───── Document segment
Today is my peaceful day! I love thinking that as soon as I wake up, thanks to the Walk For Peace! Think it every morning and your day is starting out peacefully! I had a great sleep score, I did wonder since I went to bed so late, but I slept 8 hours which is my personal sweet spot.

Week two of my getting back to yoga and I took Stephanie’s 9:30 class virtually and it was fantastic!! I took a couple of photos because Uli and Iris love to take yoga virtually too, in this one Uli is just watching, he loves to use anything as a pillow and chose the rolled up portion of the rug. I bought my sisters 10 virtual passes to take yoga with me for the next three months and basically chilled the rest of the day. Fed the birds since it is still a frozen tundra in our yard, fed the squirrels too since they can’t get to the ground to dig for their acorns. Packed up a big record order.
──────────
───── Record extracts
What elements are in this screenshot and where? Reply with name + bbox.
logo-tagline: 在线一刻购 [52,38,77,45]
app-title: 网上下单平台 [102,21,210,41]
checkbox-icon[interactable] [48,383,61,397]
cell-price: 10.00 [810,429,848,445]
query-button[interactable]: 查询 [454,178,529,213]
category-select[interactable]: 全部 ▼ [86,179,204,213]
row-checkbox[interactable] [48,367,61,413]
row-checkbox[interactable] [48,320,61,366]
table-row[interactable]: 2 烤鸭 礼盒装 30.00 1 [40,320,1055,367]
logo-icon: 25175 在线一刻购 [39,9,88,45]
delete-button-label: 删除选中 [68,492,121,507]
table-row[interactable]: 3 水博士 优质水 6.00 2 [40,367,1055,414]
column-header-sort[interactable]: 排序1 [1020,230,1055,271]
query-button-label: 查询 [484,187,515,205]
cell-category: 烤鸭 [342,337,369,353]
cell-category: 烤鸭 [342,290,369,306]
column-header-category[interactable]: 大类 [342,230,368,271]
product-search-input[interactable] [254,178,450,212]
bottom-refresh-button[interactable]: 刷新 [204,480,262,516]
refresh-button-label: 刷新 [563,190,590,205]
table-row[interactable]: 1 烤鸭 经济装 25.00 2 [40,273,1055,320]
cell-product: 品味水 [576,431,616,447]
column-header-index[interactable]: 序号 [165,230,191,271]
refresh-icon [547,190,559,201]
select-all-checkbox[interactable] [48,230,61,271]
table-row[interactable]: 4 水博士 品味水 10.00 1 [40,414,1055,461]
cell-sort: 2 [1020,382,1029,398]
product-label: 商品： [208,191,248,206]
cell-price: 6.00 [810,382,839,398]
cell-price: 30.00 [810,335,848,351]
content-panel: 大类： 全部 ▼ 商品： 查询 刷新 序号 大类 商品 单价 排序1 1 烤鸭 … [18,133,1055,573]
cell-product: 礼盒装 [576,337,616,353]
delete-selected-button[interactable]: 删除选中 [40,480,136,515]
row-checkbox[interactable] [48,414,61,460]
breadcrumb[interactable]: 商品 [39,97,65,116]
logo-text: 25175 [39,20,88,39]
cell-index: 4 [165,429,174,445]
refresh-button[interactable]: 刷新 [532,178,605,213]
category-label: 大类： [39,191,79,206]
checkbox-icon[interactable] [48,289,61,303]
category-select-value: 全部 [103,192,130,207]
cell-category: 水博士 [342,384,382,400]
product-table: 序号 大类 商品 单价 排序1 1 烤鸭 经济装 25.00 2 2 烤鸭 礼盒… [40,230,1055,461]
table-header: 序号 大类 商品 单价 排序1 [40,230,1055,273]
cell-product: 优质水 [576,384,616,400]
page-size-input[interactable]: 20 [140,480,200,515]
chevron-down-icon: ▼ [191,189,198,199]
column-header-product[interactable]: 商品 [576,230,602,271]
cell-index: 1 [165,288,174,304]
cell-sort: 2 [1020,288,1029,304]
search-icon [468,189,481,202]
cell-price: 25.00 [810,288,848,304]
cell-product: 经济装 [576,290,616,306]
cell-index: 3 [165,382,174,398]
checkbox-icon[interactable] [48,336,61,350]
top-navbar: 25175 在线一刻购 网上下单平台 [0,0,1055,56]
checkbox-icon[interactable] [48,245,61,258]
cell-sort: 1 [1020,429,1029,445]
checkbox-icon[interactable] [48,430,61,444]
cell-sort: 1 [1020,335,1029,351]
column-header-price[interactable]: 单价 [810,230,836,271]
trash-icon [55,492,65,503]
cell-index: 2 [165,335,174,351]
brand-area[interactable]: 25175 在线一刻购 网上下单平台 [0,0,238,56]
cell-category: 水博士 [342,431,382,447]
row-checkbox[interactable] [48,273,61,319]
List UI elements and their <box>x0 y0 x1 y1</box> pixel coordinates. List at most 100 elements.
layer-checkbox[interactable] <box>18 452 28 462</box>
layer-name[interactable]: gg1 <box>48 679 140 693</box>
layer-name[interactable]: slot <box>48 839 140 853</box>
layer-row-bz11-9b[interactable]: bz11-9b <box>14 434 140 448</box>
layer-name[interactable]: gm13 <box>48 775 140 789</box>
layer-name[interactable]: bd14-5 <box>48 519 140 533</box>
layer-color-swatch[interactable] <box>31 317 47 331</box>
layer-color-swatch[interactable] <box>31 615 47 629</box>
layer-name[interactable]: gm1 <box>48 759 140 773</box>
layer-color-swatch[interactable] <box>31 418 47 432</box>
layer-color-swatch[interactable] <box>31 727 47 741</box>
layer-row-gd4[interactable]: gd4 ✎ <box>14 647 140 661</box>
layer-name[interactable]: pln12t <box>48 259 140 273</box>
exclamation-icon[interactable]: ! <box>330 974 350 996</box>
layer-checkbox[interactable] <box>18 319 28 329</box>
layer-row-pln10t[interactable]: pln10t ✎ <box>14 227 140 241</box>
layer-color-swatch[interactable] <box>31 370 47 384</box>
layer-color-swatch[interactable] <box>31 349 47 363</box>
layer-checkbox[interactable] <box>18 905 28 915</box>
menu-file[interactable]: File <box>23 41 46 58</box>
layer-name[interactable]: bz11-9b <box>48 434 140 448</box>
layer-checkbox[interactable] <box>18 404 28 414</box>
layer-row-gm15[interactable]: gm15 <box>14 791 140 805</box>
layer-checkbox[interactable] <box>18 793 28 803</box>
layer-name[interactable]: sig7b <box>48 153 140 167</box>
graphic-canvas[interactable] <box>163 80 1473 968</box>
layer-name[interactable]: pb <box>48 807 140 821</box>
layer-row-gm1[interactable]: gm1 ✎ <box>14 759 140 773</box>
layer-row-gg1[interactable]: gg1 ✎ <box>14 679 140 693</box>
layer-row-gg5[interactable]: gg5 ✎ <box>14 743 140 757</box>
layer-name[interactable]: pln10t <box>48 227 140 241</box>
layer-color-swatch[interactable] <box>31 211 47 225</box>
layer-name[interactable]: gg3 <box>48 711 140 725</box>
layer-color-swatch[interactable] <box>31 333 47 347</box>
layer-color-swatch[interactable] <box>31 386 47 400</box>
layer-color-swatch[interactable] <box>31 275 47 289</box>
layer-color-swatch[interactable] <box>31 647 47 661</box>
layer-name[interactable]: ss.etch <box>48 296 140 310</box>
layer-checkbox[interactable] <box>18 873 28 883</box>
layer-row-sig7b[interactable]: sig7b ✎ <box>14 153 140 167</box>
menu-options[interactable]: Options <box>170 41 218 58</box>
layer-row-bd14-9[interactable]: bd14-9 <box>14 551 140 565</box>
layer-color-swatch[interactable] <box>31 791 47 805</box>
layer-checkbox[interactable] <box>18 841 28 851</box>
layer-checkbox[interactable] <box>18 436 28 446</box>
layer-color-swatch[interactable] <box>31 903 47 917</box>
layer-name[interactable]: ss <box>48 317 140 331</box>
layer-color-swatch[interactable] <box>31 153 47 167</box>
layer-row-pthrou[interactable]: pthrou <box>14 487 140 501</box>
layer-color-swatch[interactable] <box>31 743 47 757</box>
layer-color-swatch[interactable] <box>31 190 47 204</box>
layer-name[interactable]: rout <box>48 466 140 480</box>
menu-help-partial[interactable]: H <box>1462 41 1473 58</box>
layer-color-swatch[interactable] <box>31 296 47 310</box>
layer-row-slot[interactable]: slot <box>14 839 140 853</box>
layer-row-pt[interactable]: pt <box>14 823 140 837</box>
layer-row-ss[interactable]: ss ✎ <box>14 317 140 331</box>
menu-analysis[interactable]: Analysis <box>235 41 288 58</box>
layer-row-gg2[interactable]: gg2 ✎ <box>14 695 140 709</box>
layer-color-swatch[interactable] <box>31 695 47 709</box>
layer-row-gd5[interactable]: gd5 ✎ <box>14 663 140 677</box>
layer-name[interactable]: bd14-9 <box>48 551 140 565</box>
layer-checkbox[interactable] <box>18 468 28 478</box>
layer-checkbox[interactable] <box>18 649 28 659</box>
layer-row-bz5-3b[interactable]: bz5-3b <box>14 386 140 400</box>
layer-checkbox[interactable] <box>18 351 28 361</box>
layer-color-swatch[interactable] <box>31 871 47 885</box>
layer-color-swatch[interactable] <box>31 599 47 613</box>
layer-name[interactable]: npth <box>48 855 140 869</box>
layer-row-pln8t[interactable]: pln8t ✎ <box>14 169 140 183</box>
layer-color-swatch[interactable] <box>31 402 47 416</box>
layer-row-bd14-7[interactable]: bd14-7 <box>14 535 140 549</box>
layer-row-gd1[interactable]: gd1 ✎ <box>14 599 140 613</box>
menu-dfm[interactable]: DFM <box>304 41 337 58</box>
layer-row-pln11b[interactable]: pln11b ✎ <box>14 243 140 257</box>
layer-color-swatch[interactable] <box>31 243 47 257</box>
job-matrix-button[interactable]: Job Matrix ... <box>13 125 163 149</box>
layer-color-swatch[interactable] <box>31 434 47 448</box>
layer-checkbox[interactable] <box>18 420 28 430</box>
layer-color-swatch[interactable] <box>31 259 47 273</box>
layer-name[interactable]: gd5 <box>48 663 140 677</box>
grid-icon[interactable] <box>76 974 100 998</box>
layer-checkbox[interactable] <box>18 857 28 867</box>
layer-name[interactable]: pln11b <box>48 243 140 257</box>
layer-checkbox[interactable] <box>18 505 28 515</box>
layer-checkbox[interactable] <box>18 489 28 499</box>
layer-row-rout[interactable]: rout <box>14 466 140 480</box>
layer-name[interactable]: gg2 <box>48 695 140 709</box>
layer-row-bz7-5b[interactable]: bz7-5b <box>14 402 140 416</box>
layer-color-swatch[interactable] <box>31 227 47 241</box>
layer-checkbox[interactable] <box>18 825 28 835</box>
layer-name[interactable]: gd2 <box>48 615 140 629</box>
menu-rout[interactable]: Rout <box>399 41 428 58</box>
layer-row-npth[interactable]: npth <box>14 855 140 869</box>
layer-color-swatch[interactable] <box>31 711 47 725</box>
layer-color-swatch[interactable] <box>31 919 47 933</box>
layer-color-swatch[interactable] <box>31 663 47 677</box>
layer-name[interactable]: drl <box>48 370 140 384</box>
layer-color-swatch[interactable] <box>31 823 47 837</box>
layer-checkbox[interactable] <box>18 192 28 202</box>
──────────
• _Directions_
a) Quote the section of the diary entry that begins with the words containing "Today is my" and ends with "big record order.".
b) Answer these questions about the diary entry.
(i) How many hours did the writer sleep?
(ii) Whose 9:30 class did the writer take virtually?
(iii) How many virtual passes did the writer buy the sisters?
Rely solely on the diary entry for your answers.

• _Solved tasks_
a)
Today is my peaceful day! I love thinking that as soon as I wake up, thanks to the Walk For Peace! Think it every morning and your day is starting out peacefully! I had a great sleep score, I did wonder since I went to bed so late, but I slept 8 hours which is my personal sweet spot.

Week two of my getting back to yoga and I took Stephanie’s 9:30 class virtually and it was fantastic!! I took a couple of photos because Uli and Iris love to take yoga virtually too, in this one Uli is just watching, he loves to use anything as a pillow and chose the rolled up portion of the rug. I bought my sisters 10 virtual passes to take yoga with me for the next three months and basically chilled the rest of the day. Fed the birds since it is still a frozen tundra in our yard, fed the squirrels too since they can’t get to the ground to dig for their acorns. Packed up a big record order.

b)
(i) 8 hours
(ii) Stephanie's
(iii) 10